YOUR TASK: Return each entry exactly, with none missing.

(A block of data)

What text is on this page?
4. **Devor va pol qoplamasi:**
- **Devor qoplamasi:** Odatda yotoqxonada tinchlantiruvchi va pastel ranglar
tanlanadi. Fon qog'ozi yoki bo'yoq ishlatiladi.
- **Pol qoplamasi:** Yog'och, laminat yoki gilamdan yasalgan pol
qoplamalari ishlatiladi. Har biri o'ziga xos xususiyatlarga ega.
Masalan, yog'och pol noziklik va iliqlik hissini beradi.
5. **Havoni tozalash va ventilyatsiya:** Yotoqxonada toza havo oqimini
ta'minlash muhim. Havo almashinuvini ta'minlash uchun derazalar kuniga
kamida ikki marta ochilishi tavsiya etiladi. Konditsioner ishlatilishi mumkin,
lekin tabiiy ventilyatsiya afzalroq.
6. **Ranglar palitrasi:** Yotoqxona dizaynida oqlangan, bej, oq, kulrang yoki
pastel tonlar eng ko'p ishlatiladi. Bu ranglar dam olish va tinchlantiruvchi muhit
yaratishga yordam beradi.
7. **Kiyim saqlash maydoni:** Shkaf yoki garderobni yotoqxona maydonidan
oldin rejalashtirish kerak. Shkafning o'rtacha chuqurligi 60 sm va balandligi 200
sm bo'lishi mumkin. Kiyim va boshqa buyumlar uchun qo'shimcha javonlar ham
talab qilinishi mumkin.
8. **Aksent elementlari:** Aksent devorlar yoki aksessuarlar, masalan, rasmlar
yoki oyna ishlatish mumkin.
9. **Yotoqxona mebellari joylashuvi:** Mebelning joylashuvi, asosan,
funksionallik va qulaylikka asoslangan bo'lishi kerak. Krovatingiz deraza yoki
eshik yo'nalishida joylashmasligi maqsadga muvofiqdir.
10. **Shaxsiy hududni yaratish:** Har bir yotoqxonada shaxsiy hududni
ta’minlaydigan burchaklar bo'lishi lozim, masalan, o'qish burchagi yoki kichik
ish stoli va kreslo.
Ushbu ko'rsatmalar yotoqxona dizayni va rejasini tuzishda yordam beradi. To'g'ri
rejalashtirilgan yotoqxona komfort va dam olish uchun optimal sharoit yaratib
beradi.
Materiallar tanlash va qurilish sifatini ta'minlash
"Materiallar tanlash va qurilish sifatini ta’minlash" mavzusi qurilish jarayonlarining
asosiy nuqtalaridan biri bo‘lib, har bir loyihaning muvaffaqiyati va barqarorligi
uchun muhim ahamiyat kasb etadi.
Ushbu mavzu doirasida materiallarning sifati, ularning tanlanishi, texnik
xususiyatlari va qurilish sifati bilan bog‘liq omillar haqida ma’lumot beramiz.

TASK ANSWER:
What text is on this page?
4. **Devor va pol qoplamasi:**
- **Devor qoplamasi:** Odatda yotoqxonada tinchlantiruvchi va pastel ranglar
tanlanadi. Fon qog'ozi yoki bo'yoq ishlatiladi.
- **Pol qoplamasi:** Yog'och, laminat yoki gilamdan yasalgan pol
qoplamalari ishlatiladi. Har biri o'ziga xos xususiyatlarga ega.
Masalan, yog'och pol noziklik va iliqlik hissini beradi.
5. **Havoni tozalash va ventilyatsiya:** Yotoqxonada toza havo oqimini
ta'minlash muhim. Havo almashinuvini ta'minlash uchun derazalar kuniga
kamida ikki marta ochilishi tavsiya etiladi. Konditsioner ishlatilishi mumkin,
lekin tabiiy ventilyatsiya afzalroq.
6. **Ranglar palitrasi:** Yotoqxona dizaynida oqlangan, bej, oq, kulrang yoki
pastel tonlar eng ko'p ishlatiladi. Bu ranglar dam olish va tinchlantiruvchi muhit
yaratishga yordam beradi.
7. **Kiyim saqlash maydoni:** Shkaf yoki garderobni yotoqxona maydonidan
oldin rejalashtirish kerak. Shkafning o'rtacha chuqurligi 60 sm va balandligi 200
sm bo'lishi mumkin. Kiyim va boshqa buyumlar uchun qo'shimcha javonlar ham
talab qilinishi mumkin.
8. **Aksent elementlari:** Aksent devorlar yoki aksessuarlar, masalan, rasmlar
yoki oyna ishlatish mumkin.
9. **Yotoqxona mebellari joylashuvi:** Mebelning joylashuvi, asosan,
funksionallik va qulaylikka asoslangan bo'lishi kerak. Krovatingiz deraza yoki
eshik yo'nalishida joylashmasligi maqsadga muvofiqdir.
10. **Shaxsiy hududni yaratish:** Har bir yotoqxonada shaxsiy hududni
ta’minlaydigan burchaklar bo'lishi lozim, masalan, o'qish burchagi yoki kichik
ish stoli va kreslo.
Ushbu ko'rsatmalar yotoqxona dizayni va rejasini tuzishda yordam beradi. To'g'ri
rejalashtirilgan yotoqxona komfort va dam olish uchun optimal sharoit yaratib
beradi.
Materiallar tanlash va qurilish sifatini ta'minlash
"Materiallar tanlash va qurilish sifatini ta’minlash" mavzusi qurilish jarayonlarining
asosiy nuqtalaridan biri bo‘lib, har bir loyihaning muvaffaqiyati va barqarorligi
uchun muhim ahamiyat kasb etadi.
Ushbu mavzu doirasida materiallarning sifati, ularning tanlanishi, texnik
xususiyatlari va qurilish sifati bilan bog‘liq omillar haqida ma’lumot beramiz.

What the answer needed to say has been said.